§ Page text
══════════════════════════════

# School Bus options



## Rich Niemeyer (Jan 2, 2008)

This may not be exactly a building question, but I'm building a school house for my layout and suddenly realized that I don't have any school buses.  Does anyone have knowledge of sources for school bus vehicles?  I would prefer something from the 40's or 50's to coincide with my modeling period.  Thanks for your help.


----------



## CJ Allan (Jan 2, 2008)

Rich......... 
I've seen school buses on e-bay............ I havn't been able to find one in the scale "I" want.............but tere's a few on there........ 

Hope this helps...


----------



## Rich Niemeyer (Jan 2, 2008)

Thanks Allen, 
I'll look and see what I can find. Anything from 1:24 to 1:20 would work for me.


----------



## pimanjc (Jan 2, 2008)

══════════════════════════════

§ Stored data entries
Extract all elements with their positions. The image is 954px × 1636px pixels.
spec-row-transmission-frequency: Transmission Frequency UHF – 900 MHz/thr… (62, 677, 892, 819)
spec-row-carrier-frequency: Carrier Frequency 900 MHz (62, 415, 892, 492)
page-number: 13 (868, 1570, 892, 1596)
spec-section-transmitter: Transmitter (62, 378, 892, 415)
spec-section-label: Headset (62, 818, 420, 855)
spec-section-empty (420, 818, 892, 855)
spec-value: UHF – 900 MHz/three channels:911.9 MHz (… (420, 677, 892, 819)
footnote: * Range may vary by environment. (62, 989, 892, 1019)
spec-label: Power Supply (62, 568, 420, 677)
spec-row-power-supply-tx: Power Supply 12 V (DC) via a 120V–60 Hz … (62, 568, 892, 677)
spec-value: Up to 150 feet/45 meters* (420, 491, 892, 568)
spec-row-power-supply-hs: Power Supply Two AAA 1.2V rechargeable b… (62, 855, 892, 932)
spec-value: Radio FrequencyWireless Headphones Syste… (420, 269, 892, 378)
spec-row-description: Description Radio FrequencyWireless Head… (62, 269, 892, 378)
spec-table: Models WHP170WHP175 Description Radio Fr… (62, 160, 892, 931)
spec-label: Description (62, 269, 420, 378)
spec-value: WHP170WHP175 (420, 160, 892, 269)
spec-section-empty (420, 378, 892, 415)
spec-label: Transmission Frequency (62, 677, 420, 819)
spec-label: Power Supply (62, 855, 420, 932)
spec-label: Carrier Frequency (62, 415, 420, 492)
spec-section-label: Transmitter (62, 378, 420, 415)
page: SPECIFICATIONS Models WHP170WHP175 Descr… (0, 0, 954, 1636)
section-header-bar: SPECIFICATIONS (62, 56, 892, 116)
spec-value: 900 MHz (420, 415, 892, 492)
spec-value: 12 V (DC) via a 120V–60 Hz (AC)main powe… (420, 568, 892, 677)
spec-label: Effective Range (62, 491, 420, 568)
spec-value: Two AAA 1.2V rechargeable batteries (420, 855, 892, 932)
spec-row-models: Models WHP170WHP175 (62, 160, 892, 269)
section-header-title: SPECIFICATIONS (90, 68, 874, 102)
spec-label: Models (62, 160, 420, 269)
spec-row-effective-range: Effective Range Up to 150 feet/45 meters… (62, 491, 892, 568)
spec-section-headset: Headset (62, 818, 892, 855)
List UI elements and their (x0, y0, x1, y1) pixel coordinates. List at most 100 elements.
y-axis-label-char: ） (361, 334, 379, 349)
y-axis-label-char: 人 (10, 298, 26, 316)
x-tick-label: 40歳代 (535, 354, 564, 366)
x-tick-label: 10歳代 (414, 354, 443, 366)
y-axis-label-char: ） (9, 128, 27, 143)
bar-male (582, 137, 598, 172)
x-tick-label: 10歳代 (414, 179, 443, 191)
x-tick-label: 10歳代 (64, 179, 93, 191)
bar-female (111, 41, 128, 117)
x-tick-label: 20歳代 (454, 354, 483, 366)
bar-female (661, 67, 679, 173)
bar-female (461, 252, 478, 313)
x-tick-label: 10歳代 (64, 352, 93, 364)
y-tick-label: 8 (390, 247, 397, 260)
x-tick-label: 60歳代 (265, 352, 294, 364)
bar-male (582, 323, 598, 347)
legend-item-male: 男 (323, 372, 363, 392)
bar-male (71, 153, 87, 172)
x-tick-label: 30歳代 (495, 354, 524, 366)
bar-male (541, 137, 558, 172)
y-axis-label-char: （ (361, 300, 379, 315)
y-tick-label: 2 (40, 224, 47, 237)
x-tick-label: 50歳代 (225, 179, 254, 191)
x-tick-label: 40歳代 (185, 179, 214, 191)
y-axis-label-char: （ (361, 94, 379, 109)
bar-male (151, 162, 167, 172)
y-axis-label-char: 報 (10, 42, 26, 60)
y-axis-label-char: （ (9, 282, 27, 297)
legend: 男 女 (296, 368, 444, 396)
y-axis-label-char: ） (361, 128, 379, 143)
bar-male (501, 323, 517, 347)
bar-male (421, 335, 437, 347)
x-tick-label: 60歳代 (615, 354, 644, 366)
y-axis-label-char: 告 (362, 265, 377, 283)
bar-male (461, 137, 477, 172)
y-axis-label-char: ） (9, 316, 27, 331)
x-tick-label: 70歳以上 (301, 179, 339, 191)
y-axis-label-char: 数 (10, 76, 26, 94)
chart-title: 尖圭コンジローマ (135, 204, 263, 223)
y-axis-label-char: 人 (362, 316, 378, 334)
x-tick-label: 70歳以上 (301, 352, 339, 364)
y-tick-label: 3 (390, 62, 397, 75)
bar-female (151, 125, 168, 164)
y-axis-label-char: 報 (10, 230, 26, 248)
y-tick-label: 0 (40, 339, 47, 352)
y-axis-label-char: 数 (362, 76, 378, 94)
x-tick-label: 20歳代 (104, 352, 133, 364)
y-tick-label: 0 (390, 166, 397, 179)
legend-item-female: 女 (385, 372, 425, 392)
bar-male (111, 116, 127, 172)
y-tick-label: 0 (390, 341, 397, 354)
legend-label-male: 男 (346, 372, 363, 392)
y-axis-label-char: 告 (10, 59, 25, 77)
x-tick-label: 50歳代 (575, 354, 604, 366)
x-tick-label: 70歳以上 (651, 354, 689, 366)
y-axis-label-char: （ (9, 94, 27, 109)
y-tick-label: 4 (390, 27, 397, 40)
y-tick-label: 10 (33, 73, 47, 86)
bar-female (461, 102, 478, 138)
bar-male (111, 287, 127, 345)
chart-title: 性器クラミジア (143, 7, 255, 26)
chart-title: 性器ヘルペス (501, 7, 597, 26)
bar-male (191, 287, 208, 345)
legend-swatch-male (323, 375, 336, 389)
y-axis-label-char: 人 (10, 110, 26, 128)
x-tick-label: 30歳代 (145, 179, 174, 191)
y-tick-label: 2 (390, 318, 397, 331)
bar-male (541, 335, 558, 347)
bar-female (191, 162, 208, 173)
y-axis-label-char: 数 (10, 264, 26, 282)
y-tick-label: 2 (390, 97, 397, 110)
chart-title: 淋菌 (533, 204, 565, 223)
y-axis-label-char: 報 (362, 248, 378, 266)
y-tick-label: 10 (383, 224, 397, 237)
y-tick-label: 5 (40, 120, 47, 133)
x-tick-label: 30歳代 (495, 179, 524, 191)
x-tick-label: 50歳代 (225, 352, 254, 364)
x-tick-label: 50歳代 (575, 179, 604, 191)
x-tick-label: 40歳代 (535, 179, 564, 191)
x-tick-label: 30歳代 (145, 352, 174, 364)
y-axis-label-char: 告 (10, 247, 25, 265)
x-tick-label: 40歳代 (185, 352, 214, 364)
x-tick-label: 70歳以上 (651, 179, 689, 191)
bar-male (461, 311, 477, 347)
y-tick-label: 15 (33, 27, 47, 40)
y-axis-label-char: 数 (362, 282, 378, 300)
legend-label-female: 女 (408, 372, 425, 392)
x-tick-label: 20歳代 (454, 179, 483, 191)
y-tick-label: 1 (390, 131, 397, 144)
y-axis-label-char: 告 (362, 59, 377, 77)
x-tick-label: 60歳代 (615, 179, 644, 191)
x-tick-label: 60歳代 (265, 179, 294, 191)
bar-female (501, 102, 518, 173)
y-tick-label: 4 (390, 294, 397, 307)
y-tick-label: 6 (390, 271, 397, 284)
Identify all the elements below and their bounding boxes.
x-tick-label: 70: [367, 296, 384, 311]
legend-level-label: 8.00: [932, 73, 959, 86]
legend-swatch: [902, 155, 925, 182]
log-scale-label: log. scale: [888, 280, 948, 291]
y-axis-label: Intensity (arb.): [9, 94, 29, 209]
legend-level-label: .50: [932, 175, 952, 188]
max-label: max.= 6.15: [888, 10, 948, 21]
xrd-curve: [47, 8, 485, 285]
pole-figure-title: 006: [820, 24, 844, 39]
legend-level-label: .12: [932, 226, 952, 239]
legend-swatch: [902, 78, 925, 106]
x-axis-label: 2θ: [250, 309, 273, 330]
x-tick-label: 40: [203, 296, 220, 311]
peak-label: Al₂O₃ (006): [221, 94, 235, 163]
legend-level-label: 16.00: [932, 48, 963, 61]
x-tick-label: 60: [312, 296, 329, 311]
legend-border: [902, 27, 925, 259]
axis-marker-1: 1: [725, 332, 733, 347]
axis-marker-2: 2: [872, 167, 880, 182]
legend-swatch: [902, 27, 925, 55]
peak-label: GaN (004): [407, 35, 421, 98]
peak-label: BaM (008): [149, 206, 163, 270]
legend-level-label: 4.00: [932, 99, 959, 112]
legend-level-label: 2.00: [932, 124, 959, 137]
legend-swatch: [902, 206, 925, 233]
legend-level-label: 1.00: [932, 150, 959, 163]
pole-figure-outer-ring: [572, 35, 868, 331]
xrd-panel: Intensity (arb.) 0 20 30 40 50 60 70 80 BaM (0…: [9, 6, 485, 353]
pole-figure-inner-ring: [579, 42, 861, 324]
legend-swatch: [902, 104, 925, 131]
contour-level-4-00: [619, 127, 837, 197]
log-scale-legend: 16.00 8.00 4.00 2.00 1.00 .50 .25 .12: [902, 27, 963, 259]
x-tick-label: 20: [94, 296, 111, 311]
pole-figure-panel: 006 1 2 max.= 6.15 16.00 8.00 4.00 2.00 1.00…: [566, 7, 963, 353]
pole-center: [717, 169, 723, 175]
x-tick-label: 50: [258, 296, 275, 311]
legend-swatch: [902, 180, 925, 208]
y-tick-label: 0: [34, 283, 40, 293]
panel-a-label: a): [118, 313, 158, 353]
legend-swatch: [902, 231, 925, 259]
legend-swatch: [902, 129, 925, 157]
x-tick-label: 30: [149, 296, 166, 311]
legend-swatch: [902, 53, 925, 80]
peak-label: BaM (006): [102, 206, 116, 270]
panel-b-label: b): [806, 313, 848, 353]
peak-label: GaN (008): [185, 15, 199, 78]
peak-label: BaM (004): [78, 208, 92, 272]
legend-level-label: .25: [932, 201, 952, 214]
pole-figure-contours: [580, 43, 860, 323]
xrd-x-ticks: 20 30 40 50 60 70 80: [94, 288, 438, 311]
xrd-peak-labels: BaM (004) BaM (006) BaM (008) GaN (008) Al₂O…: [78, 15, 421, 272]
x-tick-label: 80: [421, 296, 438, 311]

══════════════════════════════

§ Exercise 1
In the school bus thread, what range of scales did Rich Niemeyer say would work for him?
§ Exercise 2
Return the part of the school bus thread between "This may not" and "Allan (Jan 2, 2008)", inclusive, unchanged.

§ Right answer 1
Anything from 1:24 to 1:20.

§ Right answer 2
This may not be exactly a building question, but I'm building a school house for my layout and suddenly realized that I don't have any school buses.  Does anyone have knowledge of sources for school bus vehicles?  I would prefer something from the 40's or 50's to coincide with my modeling period.  Thanks for your help.


----------



## CJ Allan (Jan 2, 2008)